(RECORDS PROVIDED):
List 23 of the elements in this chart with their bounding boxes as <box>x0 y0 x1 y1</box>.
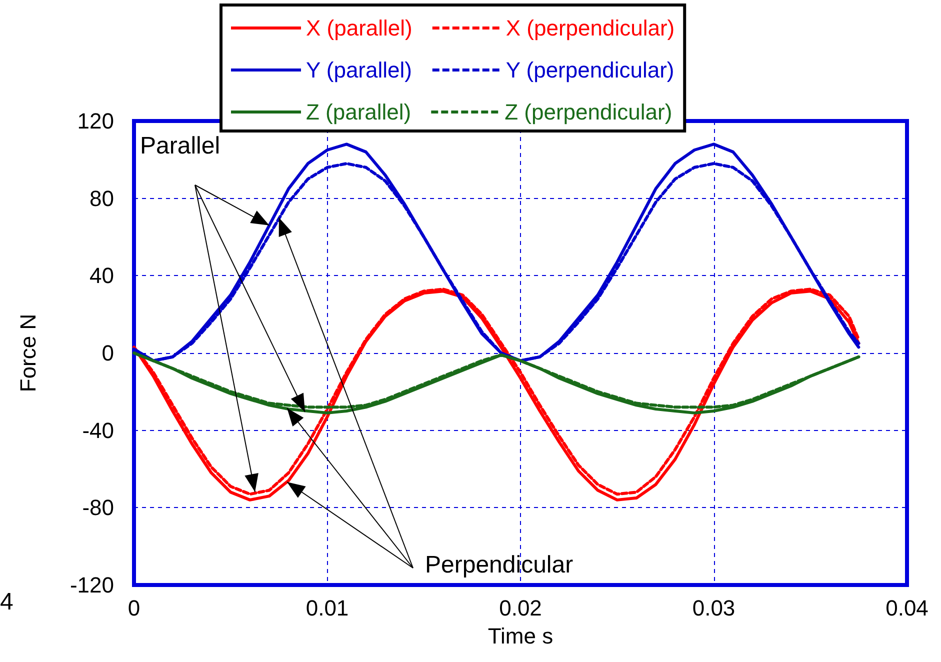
legend-label: Y (parallel) <box>306 58 412 82</box>
legend-label: Z (perpendicular) <box>504 100 672 124</box>
annotation: Parallel <box>140 132 220 160</box>
x-axis-title: Time s <box>488 624 554 648</box>
x-tick-label: 0 <box>128 596 140 620</box>
y-tick-label: -120 <box>70 572 114 598</box>
y-tick-label: 40 <box>90 263 114 288</box>
legend-label: Z (parallel) <box>306 100 412 124</box>
x-tick-label: 0.04 <box>886 596 928 620</box>
legend-label: Y (perpendicular) <box>506 58 674 82</box>
annotation: Perpendicular <box>425 552 574 578</box>
y-tick-label: -80 <box>82 495 114 520</box>
x-tick-label: 0.01 <box>306 596 349 620</box>
legend-label: X (parallel) <box>306 16 412 40</box>
y-tick-label: -40 <box>82 418 114 443</box>
y-tick-label: 0 <box>102 340 114 366</box>
y-tick-label: 80 <box>90 186 114 211</box>
x-tick-label: 0.03 <box>692 596 736 620</box>
legend-label: X (perpendicular) <box>506 16 675 40</box>
y-axis-title: Force N <box>16 314 40 392</box>
x-tick-label: 0.02 <box>499 596 542 620</box>
y-tick-label: 120 <box>77 108 114 134</box>
text: 4 <box>0 588 14 616</box>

(WRITTEN INSTRUCTION):
Pull out all the rows above word for word, leaving out the pictures.

(EXERCISE RESULT):
List 23 of the elements in this chart with their bounding boxes as <box>x0 y0 x1 y1</box>.
legend-label: Y (parallel) <box>306 58 412 82</box>
legend-label: Z (perpendicular) <box>504 100 672 124</box>
annotation: Parallel <box>140 132 220 160</box>
x-axis-title: Time s <box>488 624 554 648</box>
x-tick-label: 0 <box>128 596 140 620</box>
y-tick-label: -120 <box>70 572 114 598</box>
y-tick-label: 40 <box>90 263 114 288</box>
legend-label: Z (parallel) <box>306 100 412 124</box>
x-tick-label: 0.04 <box>886 596 928 620</box>
legend-label: Y (perpendicular) <box>506 58 674 82</box>
annotation: Perpendicular <box>425 552 574 578</box>
y-tick-label: -80 <box>82 495 114 520</box>
x-tick-label: 0.01 <box>306 596 349 620</box>
legend-label: X (parallel) <box>306 16 412 40</box>
y-tick-label: -40 <box>82 418 114 443</box>
y-tick-label: 0 <box>102 340 114 366</box>
y-tick-label: 80 <box>90 186 114 211</box>
x-tick-label: 0.03 <box>692 596 736 620</box>
legend-label: X (perpendicular) <box>506 16 675 40</box>
y-axis-title: Force N <box>16 314 40 392</box>
x-tick-label: 0.02 <box>499 596 542 620</box>
y-tick-label: 120 <box>77 108 114 134</box>
text: 4 <box>0 588 14 616</box>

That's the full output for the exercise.